Collection entries:
────────────────────────────────────────

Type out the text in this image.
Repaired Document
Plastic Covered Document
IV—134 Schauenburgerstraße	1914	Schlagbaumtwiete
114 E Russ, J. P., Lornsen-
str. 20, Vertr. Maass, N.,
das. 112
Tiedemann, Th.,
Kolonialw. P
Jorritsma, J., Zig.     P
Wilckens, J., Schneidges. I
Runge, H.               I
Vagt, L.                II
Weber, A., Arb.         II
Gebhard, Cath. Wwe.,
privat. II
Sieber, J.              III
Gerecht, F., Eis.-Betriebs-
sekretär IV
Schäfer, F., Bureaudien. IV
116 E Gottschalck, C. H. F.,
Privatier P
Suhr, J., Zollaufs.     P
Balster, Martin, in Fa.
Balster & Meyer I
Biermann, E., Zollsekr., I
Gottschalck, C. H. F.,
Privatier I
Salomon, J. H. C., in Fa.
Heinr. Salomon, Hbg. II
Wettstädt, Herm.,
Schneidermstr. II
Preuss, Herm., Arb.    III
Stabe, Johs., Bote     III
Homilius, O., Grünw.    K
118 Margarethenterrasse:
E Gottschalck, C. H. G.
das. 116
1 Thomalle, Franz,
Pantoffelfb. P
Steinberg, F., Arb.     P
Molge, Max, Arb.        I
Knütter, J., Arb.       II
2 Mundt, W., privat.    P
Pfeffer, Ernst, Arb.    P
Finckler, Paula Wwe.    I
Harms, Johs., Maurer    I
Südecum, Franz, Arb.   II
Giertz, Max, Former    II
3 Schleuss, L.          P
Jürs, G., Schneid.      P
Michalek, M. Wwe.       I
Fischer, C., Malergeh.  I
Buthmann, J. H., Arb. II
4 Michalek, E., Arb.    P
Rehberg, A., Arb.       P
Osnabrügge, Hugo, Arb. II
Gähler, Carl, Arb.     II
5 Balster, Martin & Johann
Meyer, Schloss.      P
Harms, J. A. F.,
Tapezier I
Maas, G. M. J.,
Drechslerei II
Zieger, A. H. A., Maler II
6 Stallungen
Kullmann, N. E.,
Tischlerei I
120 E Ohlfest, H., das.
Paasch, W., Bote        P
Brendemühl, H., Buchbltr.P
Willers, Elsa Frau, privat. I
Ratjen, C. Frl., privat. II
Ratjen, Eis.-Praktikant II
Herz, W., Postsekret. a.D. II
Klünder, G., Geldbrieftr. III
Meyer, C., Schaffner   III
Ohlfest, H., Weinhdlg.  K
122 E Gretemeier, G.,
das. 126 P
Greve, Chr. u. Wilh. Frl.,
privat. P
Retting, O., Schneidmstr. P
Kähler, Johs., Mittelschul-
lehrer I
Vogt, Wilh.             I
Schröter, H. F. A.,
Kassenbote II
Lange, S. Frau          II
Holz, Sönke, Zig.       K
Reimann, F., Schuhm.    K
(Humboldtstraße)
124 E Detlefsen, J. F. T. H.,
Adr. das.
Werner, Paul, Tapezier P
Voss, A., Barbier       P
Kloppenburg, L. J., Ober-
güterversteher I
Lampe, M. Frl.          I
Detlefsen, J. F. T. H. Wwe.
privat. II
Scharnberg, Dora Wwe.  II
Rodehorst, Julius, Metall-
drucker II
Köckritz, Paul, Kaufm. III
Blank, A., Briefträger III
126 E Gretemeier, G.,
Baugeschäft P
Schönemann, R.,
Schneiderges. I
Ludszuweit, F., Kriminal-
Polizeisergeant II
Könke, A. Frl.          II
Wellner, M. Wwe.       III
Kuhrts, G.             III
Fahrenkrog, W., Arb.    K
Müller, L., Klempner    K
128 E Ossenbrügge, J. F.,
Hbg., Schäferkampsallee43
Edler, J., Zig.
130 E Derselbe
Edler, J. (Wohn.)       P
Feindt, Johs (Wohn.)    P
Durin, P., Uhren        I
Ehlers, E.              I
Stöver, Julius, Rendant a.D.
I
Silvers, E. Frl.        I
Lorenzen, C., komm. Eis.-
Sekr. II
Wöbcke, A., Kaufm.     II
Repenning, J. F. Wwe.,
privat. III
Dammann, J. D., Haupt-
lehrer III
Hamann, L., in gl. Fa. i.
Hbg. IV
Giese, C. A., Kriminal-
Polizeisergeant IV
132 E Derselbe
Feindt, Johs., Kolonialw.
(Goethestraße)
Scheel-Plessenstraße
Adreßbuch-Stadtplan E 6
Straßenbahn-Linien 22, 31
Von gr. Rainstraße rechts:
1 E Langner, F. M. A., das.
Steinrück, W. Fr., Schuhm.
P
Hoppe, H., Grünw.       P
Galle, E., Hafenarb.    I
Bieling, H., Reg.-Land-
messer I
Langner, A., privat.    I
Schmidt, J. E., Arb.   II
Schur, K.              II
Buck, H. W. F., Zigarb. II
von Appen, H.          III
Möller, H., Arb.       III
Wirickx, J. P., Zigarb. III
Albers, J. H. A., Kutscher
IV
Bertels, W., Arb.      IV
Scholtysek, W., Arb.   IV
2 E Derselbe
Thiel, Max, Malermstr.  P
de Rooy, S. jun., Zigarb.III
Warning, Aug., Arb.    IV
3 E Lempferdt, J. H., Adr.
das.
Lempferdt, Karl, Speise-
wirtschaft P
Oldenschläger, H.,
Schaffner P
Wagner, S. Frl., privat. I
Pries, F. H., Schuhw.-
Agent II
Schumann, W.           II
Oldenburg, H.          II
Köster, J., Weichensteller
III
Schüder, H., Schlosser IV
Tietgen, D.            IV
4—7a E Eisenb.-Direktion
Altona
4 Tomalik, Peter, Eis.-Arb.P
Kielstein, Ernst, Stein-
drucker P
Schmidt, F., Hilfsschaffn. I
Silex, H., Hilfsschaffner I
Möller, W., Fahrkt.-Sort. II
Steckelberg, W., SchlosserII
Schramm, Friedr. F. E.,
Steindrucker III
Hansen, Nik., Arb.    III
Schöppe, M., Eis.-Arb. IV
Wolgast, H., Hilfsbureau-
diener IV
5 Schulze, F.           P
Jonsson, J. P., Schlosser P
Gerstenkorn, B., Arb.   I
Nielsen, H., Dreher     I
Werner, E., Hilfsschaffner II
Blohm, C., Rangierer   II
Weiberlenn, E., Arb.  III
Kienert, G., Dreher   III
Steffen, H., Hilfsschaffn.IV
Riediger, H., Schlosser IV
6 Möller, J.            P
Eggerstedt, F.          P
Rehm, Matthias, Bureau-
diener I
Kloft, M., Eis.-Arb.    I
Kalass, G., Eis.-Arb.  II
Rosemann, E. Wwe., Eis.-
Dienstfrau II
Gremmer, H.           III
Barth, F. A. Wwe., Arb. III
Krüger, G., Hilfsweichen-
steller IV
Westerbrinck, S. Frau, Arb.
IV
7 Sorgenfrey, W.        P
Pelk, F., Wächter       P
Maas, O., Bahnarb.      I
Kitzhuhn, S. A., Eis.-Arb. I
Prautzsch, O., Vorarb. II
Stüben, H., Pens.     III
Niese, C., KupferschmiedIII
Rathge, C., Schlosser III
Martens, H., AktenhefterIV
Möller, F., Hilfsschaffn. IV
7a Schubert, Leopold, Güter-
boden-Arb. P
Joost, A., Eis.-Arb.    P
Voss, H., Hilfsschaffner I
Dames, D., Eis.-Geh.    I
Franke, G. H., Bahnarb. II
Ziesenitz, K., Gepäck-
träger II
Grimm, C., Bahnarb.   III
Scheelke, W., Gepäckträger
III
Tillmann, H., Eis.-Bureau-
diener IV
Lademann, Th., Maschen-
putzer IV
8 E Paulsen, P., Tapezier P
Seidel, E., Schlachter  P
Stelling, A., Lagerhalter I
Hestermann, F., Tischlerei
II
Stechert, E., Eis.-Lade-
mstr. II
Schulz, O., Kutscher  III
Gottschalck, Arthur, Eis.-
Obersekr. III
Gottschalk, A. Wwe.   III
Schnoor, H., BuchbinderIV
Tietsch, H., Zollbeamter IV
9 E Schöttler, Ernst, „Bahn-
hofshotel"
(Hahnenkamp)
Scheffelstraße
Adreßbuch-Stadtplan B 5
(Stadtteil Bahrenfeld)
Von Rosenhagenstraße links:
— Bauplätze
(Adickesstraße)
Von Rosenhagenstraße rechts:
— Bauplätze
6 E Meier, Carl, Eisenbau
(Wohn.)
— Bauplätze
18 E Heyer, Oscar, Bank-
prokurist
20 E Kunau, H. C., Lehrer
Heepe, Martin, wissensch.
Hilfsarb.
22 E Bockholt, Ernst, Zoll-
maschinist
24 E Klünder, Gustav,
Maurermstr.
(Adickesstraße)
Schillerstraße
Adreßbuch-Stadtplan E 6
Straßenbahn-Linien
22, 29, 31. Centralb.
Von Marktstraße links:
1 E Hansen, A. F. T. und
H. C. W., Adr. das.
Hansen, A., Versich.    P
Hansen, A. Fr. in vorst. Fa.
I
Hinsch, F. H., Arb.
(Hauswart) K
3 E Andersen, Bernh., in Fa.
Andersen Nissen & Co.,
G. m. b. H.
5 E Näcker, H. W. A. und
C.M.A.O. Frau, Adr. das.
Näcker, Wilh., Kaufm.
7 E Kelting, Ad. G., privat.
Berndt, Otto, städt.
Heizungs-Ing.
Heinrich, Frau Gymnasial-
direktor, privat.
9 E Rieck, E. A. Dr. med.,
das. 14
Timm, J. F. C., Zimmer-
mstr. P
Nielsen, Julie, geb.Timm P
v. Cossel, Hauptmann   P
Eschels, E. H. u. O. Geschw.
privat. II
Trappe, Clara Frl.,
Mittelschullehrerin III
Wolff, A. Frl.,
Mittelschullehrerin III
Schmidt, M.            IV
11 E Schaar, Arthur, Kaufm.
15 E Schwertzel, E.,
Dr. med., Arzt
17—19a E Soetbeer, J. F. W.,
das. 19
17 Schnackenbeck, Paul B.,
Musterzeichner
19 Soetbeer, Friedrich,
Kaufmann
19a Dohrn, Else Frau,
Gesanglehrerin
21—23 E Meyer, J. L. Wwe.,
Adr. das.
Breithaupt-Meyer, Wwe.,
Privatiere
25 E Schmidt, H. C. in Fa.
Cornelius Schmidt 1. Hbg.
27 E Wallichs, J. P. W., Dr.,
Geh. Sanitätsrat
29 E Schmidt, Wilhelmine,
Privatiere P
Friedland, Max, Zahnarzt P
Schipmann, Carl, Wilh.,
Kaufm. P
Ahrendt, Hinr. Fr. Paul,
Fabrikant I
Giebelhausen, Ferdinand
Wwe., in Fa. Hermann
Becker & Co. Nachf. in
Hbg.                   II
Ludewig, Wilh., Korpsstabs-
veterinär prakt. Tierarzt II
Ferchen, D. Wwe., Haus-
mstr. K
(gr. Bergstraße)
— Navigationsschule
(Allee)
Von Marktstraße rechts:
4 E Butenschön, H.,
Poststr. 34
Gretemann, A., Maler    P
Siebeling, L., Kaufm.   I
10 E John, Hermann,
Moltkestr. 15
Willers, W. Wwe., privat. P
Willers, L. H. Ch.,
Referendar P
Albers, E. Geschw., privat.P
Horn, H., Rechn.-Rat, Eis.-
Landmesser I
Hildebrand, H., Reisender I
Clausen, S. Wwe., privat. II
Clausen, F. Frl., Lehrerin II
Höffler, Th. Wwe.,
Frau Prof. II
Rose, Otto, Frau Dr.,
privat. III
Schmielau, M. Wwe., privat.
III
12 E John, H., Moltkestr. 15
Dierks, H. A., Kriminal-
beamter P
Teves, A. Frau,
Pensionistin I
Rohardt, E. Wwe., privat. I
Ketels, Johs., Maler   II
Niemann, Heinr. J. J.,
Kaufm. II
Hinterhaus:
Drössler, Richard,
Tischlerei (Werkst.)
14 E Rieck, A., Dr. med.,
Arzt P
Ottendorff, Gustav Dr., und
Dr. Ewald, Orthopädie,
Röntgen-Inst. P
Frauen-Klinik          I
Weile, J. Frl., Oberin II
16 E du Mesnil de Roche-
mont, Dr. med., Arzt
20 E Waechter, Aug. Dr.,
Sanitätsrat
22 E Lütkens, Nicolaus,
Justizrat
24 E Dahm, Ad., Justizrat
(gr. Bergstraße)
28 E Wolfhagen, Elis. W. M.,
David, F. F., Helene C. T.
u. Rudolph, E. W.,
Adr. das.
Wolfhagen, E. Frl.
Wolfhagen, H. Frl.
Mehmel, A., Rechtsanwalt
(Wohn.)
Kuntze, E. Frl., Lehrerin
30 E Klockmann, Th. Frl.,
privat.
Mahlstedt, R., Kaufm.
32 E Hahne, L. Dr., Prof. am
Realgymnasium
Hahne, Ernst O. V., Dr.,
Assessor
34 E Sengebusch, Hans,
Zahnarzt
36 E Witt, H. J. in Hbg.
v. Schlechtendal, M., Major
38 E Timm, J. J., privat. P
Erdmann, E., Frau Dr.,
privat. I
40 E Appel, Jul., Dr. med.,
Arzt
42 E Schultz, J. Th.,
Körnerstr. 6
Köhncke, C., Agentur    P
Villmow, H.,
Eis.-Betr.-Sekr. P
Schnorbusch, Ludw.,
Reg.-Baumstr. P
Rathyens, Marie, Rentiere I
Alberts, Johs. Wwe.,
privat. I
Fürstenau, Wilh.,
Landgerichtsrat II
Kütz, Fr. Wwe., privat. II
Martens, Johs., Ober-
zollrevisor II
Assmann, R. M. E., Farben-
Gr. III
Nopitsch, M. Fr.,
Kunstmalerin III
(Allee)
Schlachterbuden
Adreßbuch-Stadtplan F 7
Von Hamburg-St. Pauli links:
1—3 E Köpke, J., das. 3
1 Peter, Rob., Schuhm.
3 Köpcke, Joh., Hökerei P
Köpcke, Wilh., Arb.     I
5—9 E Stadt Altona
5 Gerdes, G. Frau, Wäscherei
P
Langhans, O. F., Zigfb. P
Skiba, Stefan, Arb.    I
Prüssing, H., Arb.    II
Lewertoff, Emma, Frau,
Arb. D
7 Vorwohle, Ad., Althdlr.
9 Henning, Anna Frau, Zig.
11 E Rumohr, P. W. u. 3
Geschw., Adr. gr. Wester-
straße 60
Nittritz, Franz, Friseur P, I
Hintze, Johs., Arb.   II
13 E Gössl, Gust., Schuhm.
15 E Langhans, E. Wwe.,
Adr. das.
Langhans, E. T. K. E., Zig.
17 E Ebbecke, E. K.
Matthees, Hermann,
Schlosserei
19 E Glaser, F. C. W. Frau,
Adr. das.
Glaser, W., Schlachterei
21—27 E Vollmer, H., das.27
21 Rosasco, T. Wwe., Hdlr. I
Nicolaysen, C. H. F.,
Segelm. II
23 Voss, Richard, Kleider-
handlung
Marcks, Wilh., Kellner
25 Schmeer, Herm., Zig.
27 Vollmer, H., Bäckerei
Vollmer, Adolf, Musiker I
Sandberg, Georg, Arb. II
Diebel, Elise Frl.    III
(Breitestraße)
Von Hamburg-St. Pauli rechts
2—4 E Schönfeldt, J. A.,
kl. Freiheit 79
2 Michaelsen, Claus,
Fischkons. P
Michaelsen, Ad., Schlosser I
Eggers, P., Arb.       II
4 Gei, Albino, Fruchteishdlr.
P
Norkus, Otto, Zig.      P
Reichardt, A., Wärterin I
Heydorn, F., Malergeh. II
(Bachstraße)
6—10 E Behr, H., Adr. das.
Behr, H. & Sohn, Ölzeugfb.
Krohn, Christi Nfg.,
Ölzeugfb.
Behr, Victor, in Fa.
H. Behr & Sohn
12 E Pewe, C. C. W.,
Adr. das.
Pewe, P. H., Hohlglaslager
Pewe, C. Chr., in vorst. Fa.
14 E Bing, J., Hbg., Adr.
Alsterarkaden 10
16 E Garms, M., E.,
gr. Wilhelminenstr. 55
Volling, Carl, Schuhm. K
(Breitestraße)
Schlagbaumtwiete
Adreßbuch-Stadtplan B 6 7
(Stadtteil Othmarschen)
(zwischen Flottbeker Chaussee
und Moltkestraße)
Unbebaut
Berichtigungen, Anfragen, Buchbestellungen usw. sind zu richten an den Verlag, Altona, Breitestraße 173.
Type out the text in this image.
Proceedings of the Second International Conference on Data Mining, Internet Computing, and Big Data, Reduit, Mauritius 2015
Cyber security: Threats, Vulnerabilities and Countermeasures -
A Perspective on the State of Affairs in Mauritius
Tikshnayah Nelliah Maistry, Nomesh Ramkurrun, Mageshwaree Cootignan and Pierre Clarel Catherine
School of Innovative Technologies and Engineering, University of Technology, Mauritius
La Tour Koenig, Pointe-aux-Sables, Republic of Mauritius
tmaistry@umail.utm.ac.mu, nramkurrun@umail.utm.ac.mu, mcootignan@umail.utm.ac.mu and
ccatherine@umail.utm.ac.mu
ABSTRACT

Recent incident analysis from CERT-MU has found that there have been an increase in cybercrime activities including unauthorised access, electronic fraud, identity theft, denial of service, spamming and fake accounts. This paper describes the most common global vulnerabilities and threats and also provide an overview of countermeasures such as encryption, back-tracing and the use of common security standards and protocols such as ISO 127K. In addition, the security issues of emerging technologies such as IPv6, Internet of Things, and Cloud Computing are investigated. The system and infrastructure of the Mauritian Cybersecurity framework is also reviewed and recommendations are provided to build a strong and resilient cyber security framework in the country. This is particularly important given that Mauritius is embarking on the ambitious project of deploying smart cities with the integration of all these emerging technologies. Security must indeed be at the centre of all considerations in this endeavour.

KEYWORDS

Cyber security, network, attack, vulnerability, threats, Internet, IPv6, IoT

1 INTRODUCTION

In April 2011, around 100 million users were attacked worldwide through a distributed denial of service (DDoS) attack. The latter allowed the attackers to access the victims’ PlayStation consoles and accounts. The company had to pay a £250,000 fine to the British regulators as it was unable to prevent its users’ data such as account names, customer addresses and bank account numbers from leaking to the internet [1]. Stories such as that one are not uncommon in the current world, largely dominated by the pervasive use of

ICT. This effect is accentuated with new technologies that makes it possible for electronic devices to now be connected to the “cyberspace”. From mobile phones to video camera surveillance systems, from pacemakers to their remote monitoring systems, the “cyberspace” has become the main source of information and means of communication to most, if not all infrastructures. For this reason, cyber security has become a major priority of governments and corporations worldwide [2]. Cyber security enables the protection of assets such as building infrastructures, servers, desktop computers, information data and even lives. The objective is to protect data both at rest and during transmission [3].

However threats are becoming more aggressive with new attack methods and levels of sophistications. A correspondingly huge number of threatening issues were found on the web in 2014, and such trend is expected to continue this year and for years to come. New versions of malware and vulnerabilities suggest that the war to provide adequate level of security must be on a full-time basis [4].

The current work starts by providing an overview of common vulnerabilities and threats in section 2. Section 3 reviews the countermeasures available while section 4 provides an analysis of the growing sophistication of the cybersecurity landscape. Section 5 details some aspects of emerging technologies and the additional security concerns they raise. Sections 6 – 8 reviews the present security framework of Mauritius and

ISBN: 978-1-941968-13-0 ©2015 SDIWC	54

────────────────────────────────────────

◆ **Given exercise**:
Using the listing above, locate the lines that hold "Martin" and copy each one.

◆ **The solution**:
Balster, Martin, in Fa.
5 Balster, Martin & Johann
Heepe, Martin, wissensch.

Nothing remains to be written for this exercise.